• Passage shown
Start with Reference Works One of the best places to start your research is in reference works: in particular, the Oxford Classical Dictionary, (available online). Brill's New Pauly (still incomplete in English) is also useful. Most entries include brief bibliographies that will direct you to important work on the topic. Also useful are the essays included in the series of Companions published by Cambridge University Press (available online) and Blackwell, as well as the relevant chapters of the Cambridge Ancient History, which also provides extensive bibliographic references both to ancient sources and recent scholarship.
Track down references. The works you find will include footnotes and/or bibliographies that will lead you to further resources on your topic. You can see if a particular journal article is available online using Citation Linker. Note, however, that most scholarly material in classical studies is not available online. For books, check the title in the online catalog and find more books with the same subject headings and by browsing on nearby shelves.

• Your tasks
A. Reproduce the passage of the classical studies research guide between "Track down references." and "on nearby shelves.", inclusive.
B. Continue the classical studies research guide from its final sentence.

• Material provided
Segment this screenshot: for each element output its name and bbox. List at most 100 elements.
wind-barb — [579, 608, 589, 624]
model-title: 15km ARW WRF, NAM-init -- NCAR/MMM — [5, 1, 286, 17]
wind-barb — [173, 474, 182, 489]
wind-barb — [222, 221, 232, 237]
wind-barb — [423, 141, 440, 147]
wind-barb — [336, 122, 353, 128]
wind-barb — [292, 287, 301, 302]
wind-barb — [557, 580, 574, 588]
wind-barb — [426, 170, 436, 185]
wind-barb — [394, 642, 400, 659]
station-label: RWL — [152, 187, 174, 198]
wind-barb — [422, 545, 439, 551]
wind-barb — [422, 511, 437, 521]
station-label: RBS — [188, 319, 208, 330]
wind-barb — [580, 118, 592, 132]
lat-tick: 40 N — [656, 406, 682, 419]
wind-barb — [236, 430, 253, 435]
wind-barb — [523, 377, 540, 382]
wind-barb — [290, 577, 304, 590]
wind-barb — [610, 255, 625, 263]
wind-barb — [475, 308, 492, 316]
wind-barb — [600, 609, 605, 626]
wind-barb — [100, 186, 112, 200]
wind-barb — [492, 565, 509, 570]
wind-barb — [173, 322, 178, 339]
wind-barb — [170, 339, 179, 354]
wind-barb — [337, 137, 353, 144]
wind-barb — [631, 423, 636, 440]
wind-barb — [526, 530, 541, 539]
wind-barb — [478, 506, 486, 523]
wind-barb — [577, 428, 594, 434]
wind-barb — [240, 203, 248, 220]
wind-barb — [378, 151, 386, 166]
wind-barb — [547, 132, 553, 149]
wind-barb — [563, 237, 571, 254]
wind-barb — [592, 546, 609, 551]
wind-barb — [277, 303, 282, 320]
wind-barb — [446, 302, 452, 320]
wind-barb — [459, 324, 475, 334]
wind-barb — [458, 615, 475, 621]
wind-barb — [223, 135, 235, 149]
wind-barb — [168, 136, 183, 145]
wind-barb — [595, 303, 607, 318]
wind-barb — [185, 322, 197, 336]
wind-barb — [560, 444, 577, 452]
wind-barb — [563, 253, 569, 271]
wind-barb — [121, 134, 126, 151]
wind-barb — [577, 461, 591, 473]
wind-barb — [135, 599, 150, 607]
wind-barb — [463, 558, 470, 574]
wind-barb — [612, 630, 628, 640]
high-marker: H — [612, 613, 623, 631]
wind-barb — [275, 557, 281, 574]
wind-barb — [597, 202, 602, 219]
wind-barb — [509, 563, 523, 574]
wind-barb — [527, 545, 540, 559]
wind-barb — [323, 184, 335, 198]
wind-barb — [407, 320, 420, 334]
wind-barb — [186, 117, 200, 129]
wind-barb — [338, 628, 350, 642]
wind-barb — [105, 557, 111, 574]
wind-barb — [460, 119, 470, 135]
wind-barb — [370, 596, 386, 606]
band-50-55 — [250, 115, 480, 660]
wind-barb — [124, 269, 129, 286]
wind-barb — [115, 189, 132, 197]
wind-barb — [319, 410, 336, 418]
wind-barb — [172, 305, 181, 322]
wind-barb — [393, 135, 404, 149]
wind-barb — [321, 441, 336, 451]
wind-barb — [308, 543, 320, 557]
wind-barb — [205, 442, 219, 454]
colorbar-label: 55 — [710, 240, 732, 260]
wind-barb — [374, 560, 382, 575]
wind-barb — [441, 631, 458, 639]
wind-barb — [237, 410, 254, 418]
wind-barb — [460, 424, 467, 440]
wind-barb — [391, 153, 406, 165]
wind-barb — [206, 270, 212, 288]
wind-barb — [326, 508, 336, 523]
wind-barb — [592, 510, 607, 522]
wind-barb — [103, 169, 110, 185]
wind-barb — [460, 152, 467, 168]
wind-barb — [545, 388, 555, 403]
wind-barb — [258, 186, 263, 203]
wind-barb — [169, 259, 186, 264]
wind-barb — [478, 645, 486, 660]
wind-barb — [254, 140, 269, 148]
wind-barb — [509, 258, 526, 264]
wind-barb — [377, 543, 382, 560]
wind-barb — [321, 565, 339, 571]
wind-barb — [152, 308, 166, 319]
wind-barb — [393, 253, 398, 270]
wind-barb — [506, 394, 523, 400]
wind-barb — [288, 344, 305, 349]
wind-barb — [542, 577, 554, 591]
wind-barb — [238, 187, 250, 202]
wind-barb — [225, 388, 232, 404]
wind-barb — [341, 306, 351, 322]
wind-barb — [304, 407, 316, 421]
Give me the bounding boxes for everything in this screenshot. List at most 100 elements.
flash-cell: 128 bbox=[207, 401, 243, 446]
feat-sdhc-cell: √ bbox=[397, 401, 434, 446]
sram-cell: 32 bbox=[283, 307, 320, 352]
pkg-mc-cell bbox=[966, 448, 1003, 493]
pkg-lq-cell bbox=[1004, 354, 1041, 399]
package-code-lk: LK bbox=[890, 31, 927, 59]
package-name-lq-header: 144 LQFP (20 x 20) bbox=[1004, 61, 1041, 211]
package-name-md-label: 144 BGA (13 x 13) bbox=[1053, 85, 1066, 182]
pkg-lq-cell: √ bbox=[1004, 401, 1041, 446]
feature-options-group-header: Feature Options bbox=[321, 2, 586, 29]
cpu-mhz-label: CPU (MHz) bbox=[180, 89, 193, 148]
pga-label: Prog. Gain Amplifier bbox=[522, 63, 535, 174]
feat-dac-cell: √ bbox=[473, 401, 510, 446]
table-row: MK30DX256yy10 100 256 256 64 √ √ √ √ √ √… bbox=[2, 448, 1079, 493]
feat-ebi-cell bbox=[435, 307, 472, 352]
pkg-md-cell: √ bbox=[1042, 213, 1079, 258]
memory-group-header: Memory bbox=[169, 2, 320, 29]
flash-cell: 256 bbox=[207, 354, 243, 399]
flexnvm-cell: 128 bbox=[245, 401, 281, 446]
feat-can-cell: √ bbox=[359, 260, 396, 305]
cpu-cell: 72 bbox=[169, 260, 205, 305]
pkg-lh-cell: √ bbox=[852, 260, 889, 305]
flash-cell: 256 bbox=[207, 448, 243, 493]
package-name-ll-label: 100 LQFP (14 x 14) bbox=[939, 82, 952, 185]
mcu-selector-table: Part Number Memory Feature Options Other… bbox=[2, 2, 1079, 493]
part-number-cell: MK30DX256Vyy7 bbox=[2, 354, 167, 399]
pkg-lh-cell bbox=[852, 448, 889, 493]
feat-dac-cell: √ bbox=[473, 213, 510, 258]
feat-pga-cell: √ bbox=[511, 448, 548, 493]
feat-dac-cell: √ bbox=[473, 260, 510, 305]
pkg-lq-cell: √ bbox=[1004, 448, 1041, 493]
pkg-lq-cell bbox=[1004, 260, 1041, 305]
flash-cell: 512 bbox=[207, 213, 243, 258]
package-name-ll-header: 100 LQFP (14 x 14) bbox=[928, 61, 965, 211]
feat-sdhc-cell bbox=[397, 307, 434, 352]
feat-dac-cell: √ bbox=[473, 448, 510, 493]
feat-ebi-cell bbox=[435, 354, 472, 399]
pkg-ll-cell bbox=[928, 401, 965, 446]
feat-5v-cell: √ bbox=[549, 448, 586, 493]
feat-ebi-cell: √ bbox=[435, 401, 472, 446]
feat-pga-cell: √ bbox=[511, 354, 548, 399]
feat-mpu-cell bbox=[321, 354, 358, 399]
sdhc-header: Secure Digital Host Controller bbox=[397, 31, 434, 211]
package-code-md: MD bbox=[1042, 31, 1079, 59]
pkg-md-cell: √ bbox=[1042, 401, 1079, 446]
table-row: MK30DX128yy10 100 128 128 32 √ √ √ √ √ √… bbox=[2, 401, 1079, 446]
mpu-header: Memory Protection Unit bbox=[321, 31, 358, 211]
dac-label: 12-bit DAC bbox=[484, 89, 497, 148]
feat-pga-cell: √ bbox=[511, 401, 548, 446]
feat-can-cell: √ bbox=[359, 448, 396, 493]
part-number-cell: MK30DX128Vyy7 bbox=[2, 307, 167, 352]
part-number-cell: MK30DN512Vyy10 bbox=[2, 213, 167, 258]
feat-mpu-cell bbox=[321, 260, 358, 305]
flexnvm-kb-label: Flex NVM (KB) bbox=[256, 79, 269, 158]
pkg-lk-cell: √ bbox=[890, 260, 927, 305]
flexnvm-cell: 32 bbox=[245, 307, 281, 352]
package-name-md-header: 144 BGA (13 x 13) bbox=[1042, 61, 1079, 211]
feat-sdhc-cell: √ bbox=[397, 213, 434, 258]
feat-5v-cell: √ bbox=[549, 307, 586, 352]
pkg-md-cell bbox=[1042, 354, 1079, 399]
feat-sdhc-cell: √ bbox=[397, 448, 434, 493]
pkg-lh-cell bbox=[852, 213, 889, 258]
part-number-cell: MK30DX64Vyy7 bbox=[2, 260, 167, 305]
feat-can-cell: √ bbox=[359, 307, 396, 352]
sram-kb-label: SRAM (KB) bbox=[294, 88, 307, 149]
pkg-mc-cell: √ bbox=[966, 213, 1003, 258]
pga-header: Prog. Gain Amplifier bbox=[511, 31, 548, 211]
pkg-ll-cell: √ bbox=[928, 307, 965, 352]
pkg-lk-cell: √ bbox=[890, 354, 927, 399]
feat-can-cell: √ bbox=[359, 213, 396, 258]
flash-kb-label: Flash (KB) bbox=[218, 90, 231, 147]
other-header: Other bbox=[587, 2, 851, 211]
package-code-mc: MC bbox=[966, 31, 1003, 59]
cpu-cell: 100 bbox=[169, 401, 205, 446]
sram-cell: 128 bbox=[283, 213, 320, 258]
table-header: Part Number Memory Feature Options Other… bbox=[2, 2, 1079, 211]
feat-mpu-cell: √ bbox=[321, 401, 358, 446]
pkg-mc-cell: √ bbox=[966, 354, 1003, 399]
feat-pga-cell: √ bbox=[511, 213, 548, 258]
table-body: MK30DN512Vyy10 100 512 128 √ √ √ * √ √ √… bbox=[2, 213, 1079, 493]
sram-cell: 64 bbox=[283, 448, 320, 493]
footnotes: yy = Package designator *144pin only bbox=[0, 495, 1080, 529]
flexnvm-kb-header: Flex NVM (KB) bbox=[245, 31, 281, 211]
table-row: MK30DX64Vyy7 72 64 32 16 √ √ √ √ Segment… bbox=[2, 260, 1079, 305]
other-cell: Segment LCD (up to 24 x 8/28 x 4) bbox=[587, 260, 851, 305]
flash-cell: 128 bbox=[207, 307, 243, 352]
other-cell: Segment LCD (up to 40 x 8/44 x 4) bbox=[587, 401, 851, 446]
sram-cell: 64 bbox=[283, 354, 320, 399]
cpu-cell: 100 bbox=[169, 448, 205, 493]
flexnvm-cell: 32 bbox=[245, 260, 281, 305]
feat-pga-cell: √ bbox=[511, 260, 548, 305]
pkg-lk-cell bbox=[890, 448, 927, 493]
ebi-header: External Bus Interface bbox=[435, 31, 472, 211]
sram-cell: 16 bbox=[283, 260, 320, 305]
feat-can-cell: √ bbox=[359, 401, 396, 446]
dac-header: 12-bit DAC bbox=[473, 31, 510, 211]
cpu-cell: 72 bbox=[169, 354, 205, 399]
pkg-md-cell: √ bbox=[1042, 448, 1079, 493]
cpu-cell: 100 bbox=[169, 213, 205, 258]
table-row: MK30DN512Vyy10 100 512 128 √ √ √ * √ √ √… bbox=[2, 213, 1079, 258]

• Responses by item number
A.
Track down references. The works you find will include footnotes and/or bibliographies that will lead you to further resources on your topic. You can see if a particular journal article is available online using Citation Linker. Note, however, that most scholarly material in classical studies is not available online. For books, check the title in the online catalog and find more books with the same subject headings and by browsing on nearby shelves.

B.
Use Indexes and Databases. L'Année philologique is the standard index for classical studies, although its coverage begins about three years before the present. More recent coverage can be found using the Gnomon (in German) and TOCs-IN (Tables of Contents of Interest to Classicists) databases. Archäologische Bibliographie (Dyabola) is a very comprehensive index of work in classical archaeology. It is not, however, for the faint of heart. JSTOR is an indispensable full-text collections of scholarly journals. It includes many important journals for ancient history and classical studies. Note however, that, in most cases there is a three to five year delay before journals are added to JSTOR, a "moving wall": it does not contain the most recent scholarship.